● PROBLEMI E COMPITI
[a] Secondo il brano proposto, a partire da quale anno Illja Kovtun si è allenato a Ferrara?
[b] Trascrivi come lista numerata le righe dell'elenco che vanno dalla riga con "position-bar [197, 400, 201, 460]" fino alla riga con "y-left-tick-label: 14 [16, 101, 36, 120]" compresa, omettendo le righe vuote.

● BRANO PROPOSTO

Al primo estremo: Pietro Bragaglia, primo portabandiera italiano delle Olimpiadi, a Londra, dove per la prima volta ci fu una cerimonia di inaugurazione come la immaginiamo oggi. Al secondo, l’argento olimpico di Illja Kovtun, ucraino, il 5 agosto scorso, alle Olimpiadi di Parigi.

A camminare su quell’elastico che collega questi due fatti c’è la storia della P.G.F. , la Palestra Ginnastica Ferrara: Pietro Bragaglia era infatti un atleta della squadra di Ferrara, mentre Illja si è allenato a partire dal 2019 proprio nella stessa città, gareggiando per la PGF nei campionati nazionali. Ed è stato, suo malgrado, protagonista anche del grosso progetto di tutela di atleti e persone ucraine, che la società di Ferrara ha messo in campo nel 2022 dopo l’inizio dell’invasione russa e il conseguente scoppio della guerra.

Oltre un secolo di storia che era venuto il momento di raccontare su queste pagine e che, abbiamo scoperto, ne racchiude dentro molte altre. Storie di persone, di esperienze, storie che affondano in un passato lontanissimo e arrivano alla stretta attualità. Proviamo a metterle in fila per punti, grazie alle parole di Mirko Rimessi, consigliere della società.

La nascita e il ruolo con la storia di Ferrara, anzi dell’Italia. Quando nasce la PGF?

Elenco delle regioni di impaginazione:

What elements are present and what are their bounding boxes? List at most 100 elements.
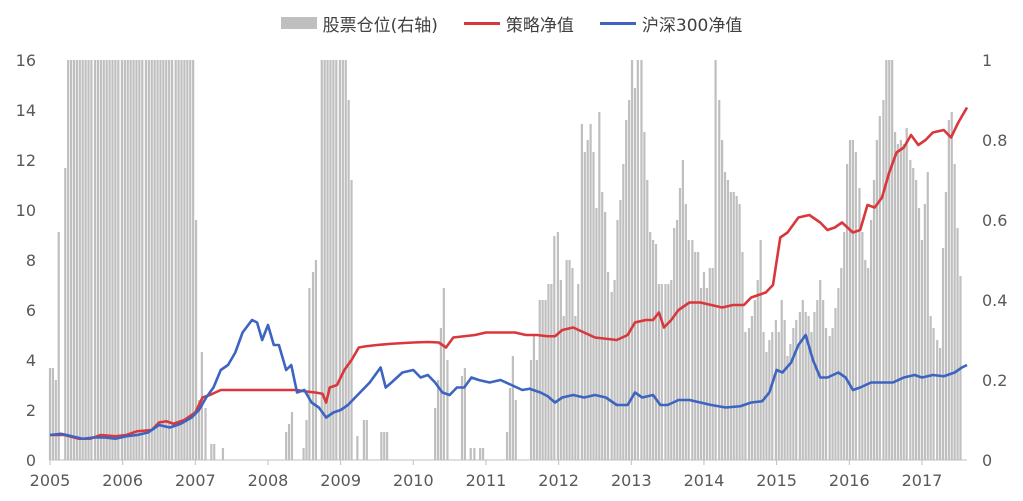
position-bar [197, 400, 201, 460]
position-bar [102, 60, 105, 460]
position-bar [628, 100, 631, 460]
position-bar [571, 268, 574, 460]
position-bar [953, 164, 956, 460]
position-bar [362, 420, 365, 460]
position-bar [721, 140, 724, 460]
position-bar [170, 60, 174, 460]
position-bar [834, 308, 837, 460]
position-bar [99, 60, 102, 460]
position-bar [694, 252, 697, 460]
position-bar [473, 448, 476, 460]
position-bar [936, 340, 939, 460]
position-bar [869, 220, 873, 460]
position-bar [956, 228, 959, 460]
position-bar [816, 300, 819, 460]
position-bar [792, 328, 795, 460]
position-bar [858, 188, 861, 460]
y-left-tick-label: 14 [16, 101, 36, 120]
y-left-tick-label: 12 [16, 151, 36, 170]
position-bar [633, 88, 637, 460]
position-bar [851, 140, 855, 460]
position-bar [320, 60, 323, 460]
legend: 股票仓位(右轴) 策略净值 沪深300净值 [0, 10, 1023, 36]
position-bar [909, 160, 912, 460]
position-bar [915, 180, 918, 460]
position-bar [547, 284, 550, 460]
position-bar [819, 280, 822, 460]
position-bar [380, 432, 383, 460]
position-bar [654, 244, 658, 460]
position-bar [350, 180, 353, 460]
position-bar [285, 432, 288, 460]
position-bar [129, 60, 132, 460]
position-bar [469, 448, 472, 460]
position-bar [891, 60, 894, 460]
x-tick-label: 2015 [756, 471, 797, 490]
position-bar [657, 284, 661, 460]
position-bar [625, 120, 628, 460]
position-bar [562, 316, 565, 460]
position-bar [824, 328, 828, 460]
y-right-tick-label: 0.2 [982, 371, 1007, 390]
position-bar [828, 336, 831, 460]
position-bar [678, 188, 682, 460]
position-bar [75, 60, 78, 460]
position-bar [153, 60, 156, 460]
position-bar [51, 368, 55, 460]
position-bar [846, 164, 849, 460]
y-left-tick-label: 4 [26, 351, 36, 370]
position-bar [386, 432, 389, 460]
y-left-tick-label: 6 [26, 301, 36, 320]
position-bar [681, 160, 684, 460]
position-bar [341, 60, 344, 460]
position-bar [580, 124, 583, 460]
position-bar [652, 240, 655, 460]
position-bar [640, 60, 643, 460]
position-bar [505, 432, 509, 460]
position-bar [604, 212, 607, 460]
position-bar [186, 60, 189, 460]
position-bar [741, 252, 744, 460]
position-bar [848, 140, 852, 460]
position-bar [365, 420, 368, 460]
position-bar [541, 300, 544, 460]
position-bar [329, 60, 332, 460]
position-bar [544, 300, 547, 460]
position-bar [843, 232, 846, 460]
position-bar [87, 60, 90, 460]
position-bar [54, 380, 57, 460]
position-bar [875, 140, 878, 460]
position-bar [156, 60, 159, 460]
position-bar [923, 204, 926, 460]
position-bar [290, 412, 294, 460]
x-tick-label: 2010 [393, 471, 434, 490]
position-bar [807, 316, 810, 460]
position-bar [574, 316, 577, 460]
position-bar [714, 60, 717, 460]
position-bar [314, 260, 318, 460]
position-bar [726, 180, 730, 460]
position-bar [732, 192, 735, 460]
x-tick-label: 2012 [538, 471, 579, 490]
position-bar [723, 172, 727, 460]
position-bar [529, 360, 533, 460]
position-bar [684, 204, 687, 460]
legend-label-strategy: 策略净值 [505, 15, 574, 36]
position-bar [768, 340, 771, 460]
position-bar [702, 272, 706, 460]
position-bar [762, 332, 765, 460]
position-bar [831, 328, 834, 460]
legend-label-position: 股票仓位(右轴) [322, 15, 438, 36]
position-bar [556, 232, 560, 460]
position-bar [532, 336, 536, 460]
position-bar [756, 280, 759, 460]
position-bar [356, 436, 359, 460]
y-right-tick-label: 0 [982, 451, 992, 470]
position-bar [565, 260, 568, 460]
position-bar [926, 172, 929, 460]
position-bar [67, 60, 70, 460]
position-bar [729, 192, 732, 460]
position-bar [941, 248, 945, 460]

● LE RISPOSTE
[a] Dal 2019.

[b]
1. position-bar [197, 400, 201, 460]
2. position-bar [102, 60, 105, 460]
3. position-bar [628, 100, 631, 460]
4. position-bar [571, 268, 574, 460]
5. position-bar [953, 164, 956, 460]
6. position-bar [362, 420, 365, 460]
7. position-bar [721, 140, 724, 460]
8. position-bar [170, 60, 174, 460]
9. position-bar [834, 308, 837, 460]
10. position-bar [99, 60, 102, 460]
11. position-bar [694, 252, 697, 460]
12. position-bar [473, 448, 476, 460]
13. position-bar [936, 340, 939, 460]
14. position-bar [869, 220, 873, 460]
15. position-bar [956, 228, 959, 460]
16. position-bar [816, 300, 819, 460]
17. position-bar [792, 328, 795, 460]
18. position-bar [858, 188, 861, 460]
19. y-left-tick-label: 14 [16, 101, 36, 120]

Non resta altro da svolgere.